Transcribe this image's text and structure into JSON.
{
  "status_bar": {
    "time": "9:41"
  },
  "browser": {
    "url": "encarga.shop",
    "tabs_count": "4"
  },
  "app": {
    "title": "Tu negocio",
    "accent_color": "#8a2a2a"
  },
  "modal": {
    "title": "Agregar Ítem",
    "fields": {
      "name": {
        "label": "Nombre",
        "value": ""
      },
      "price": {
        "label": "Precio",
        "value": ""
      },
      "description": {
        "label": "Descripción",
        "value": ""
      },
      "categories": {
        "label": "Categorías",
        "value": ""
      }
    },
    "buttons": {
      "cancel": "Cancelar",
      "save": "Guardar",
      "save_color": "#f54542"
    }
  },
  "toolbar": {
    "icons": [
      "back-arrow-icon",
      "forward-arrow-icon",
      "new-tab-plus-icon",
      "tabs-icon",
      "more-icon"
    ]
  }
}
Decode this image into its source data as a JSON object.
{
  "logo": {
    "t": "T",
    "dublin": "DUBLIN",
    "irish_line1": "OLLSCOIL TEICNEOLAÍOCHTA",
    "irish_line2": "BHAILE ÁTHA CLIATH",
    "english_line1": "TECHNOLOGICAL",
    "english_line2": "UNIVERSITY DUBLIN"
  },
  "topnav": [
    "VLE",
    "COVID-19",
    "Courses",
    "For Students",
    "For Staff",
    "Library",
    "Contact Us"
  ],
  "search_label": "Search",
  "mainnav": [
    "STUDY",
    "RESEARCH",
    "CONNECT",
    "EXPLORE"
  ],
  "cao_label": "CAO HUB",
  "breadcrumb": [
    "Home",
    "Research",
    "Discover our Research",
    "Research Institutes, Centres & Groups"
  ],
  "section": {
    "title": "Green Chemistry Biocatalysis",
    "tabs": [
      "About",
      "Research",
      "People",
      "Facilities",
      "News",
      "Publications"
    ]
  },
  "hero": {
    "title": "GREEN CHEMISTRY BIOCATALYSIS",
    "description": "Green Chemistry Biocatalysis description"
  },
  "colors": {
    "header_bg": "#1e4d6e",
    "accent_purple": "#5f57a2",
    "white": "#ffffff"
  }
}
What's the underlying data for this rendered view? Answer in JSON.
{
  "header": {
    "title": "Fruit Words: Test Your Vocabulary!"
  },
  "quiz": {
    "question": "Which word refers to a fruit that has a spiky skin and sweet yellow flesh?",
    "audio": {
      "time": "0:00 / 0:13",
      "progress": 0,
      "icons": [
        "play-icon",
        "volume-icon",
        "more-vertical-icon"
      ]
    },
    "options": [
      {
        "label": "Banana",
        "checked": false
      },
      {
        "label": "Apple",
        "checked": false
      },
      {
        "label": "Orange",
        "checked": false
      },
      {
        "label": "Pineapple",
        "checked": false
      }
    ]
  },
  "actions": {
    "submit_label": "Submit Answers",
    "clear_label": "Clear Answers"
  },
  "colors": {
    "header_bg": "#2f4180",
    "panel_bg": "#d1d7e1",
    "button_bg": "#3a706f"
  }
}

══════════

- _TASK DESCRIPTION_: How many lines of the data hold the string "title"? Reply with the number alone.

- _TASK ANSWER_: 5